--- start of The input ---

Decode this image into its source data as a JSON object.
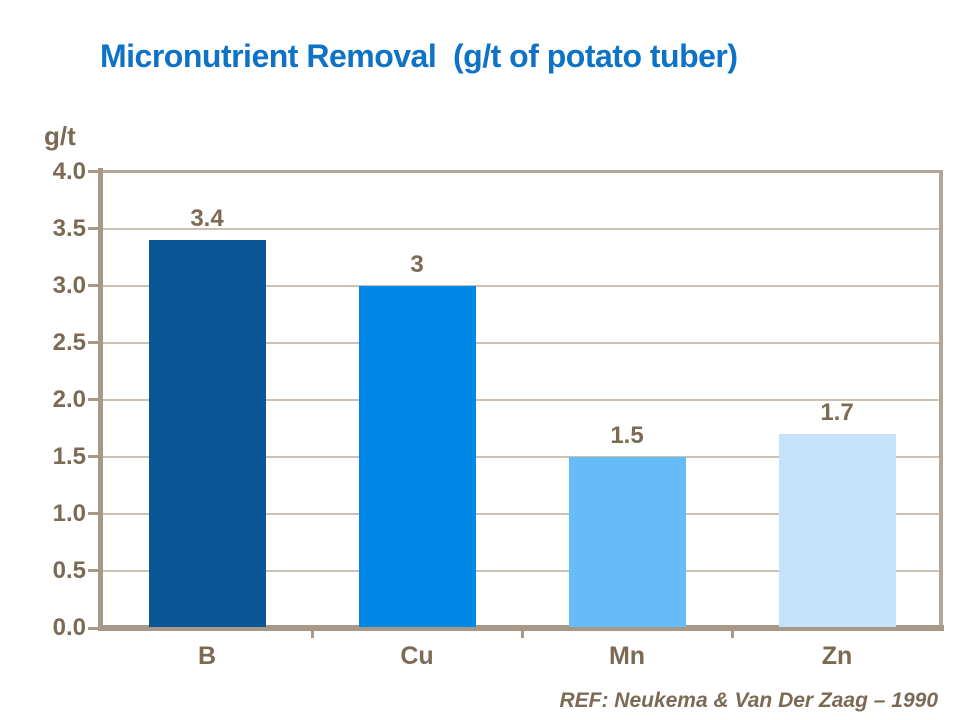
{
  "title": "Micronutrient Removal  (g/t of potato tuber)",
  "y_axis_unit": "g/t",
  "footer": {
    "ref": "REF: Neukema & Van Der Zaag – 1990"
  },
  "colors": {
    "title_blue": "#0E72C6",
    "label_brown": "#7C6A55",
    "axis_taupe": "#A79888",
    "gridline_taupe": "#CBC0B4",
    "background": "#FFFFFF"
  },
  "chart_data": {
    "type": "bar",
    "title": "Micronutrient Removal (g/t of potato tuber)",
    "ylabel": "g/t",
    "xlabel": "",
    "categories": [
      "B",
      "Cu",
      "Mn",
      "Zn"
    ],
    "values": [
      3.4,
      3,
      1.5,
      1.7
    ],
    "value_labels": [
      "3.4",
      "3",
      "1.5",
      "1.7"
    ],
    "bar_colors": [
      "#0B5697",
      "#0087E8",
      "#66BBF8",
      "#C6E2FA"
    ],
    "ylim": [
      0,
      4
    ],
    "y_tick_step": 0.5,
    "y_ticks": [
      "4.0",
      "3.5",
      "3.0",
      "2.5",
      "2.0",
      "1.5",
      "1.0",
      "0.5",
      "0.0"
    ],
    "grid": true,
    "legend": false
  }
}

--- end of The input ---
--- start of The input ---

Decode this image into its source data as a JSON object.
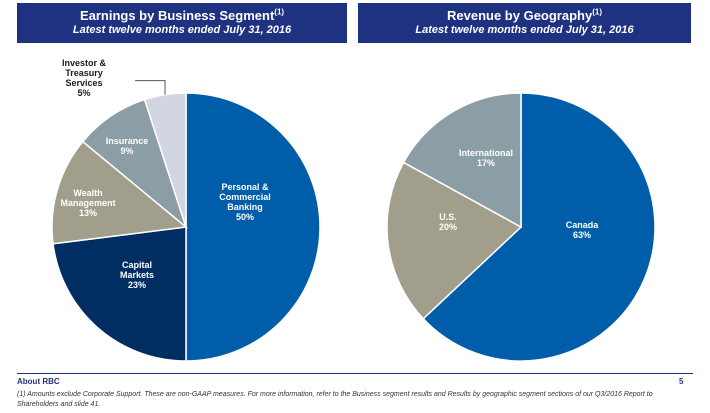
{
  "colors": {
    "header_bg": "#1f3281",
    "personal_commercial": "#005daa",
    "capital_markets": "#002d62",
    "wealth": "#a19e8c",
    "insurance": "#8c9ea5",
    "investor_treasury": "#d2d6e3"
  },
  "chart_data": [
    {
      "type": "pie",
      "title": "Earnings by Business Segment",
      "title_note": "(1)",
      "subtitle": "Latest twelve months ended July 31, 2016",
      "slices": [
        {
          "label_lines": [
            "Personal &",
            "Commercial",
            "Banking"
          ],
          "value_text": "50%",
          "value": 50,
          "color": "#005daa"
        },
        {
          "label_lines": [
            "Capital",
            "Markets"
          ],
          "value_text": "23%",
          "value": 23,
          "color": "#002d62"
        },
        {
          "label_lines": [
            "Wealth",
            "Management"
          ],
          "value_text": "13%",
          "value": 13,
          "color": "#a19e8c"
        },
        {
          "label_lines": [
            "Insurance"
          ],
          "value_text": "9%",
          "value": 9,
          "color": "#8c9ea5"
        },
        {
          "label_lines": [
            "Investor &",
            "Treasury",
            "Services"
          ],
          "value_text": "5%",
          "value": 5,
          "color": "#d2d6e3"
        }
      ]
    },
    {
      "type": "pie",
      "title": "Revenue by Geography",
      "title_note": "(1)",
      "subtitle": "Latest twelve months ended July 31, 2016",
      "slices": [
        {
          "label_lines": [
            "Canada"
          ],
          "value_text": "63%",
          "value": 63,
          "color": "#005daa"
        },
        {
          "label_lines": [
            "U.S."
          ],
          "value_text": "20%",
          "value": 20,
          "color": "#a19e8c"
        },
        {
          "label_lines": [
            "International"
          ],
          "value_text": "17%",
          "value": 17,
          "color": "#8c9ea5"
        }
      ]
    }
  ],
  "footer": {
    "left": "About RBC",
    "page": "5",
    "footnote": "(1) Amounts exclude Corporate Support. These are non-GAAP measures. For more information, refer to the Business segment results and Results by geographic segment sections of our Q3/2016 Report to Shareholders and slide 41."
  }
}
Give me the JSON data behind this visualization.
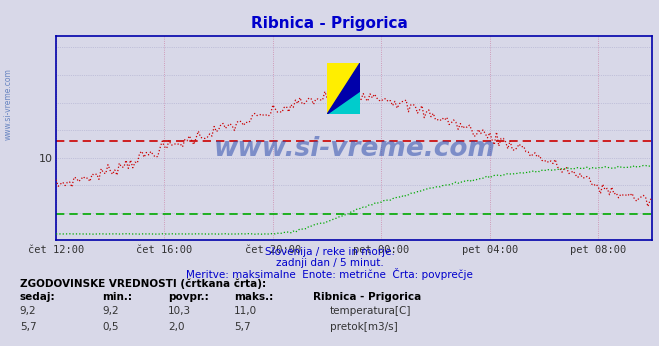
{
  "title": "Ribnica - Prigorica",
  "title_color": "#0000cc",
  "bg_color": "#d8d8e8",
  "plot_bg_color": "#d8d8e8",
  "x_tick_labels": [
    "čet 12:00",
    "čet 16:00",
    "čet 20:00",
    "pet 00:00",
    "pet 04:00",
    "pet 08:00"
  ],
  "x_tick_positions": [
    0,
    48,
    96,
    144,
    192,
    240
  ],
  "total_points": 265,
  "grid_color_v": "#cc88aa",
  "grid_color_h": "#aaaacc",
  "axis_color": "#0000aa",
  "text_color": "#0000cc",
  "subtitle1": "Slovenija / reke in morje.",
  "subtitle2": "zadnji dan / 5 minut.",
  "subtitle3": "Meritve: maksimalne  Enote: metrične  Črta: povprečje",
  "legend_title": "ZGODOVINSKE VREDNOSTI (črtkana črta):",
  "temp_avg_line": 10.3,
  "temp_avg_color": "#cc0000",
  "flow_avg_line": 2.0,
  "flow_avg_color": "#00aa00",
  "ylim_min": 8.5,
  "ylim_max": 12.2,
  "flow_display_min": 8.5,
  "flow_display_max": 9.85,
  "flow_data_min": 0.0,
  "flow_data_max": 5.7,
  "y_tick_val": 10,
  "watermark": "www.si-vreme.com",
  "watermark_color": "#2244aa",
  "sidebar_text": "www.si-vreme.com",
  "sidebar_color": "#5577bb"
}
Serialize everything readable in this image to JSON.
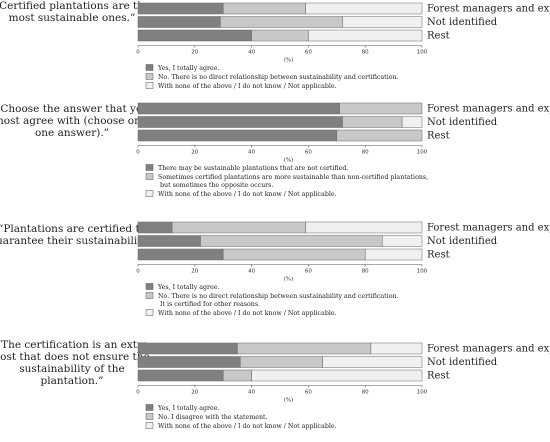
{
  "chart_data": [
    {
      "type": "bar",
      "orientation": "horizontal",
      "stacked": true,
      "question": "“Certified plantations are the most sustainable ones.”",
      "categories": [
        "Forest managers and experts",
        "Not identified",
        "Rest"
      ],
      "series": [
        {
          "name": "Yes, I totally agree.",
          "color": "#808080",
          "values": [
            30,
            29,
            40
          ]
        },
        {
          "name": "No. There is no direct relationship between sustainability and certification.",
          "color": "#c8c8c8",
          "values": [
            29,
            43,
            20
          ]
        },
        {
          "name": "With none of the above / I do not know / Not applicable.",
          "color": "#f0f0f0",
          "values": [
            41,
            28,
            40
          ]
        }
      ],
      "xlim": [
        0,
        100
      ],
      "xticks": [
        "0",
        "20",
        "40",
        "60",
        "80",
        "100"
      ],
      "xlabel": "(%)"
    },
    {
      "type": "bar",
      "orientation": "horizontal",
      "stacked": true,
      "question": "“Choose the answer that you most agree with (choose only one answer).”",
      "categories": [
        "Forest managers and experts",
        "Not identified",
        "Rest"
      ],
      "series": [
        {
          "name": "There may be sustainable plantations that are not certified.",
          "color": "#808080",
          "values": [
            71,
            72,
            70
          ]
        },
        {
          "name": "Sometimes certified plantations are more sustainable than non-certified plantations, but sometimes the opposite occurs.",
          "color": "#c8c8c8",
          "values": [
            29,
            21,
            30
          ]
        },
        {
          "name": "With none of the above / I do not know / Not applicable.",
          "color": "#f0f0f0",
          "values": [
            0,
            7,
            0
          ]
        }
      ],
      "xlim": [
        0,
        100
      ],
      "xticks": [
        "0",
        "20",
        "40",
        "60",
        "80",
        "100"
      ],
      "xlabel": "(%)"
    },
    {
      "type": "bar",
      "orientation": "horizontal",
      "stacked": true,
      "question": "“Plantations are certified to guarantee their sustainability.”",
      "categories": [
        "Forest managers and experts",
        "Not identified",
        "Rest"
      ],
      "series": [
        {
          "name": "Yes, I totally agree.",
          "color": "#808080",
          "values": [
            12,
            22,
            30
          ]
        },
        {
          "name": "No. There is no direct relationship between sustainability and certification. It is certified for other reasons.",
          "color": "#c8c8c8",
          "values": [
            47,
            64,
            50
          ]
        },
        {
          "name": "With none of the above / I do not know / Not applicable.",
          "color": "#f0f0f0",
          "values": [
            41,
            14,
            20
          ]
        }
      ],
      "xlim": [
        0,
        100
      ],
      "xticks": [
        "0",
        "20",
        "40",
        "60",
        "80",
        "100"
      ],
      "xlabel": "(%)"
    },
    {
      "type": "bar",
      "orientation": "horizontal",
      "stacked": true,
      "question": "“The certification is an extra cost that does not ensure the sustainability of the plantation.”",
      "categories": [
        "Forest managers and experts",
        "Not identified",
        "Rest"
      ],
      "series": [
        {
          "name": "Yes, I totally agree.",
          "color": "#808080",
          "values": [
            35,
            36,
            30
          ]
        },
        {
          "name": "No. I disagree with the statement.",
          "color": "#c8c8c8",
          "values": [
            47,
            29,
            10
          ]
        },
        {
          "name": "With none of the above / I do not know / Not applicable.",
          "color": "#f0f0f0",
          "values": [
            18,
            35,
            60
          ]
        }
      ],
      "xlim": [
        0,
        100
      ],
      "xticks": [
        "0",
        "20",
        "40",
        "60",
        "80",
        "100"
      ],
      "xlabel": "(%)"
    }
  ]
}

--- end of The input ---

(Aim):
Pick out, from the lines above, every one that contains the string "There".

(Result below):
          "name": "No. There is no direct relationship between sustainability and certification.",
          "name": "There may be sustainable plantations that are not certified.",
          "name": "No. There is no direct relationship between sustainability and certification. It is certified for other reasons.",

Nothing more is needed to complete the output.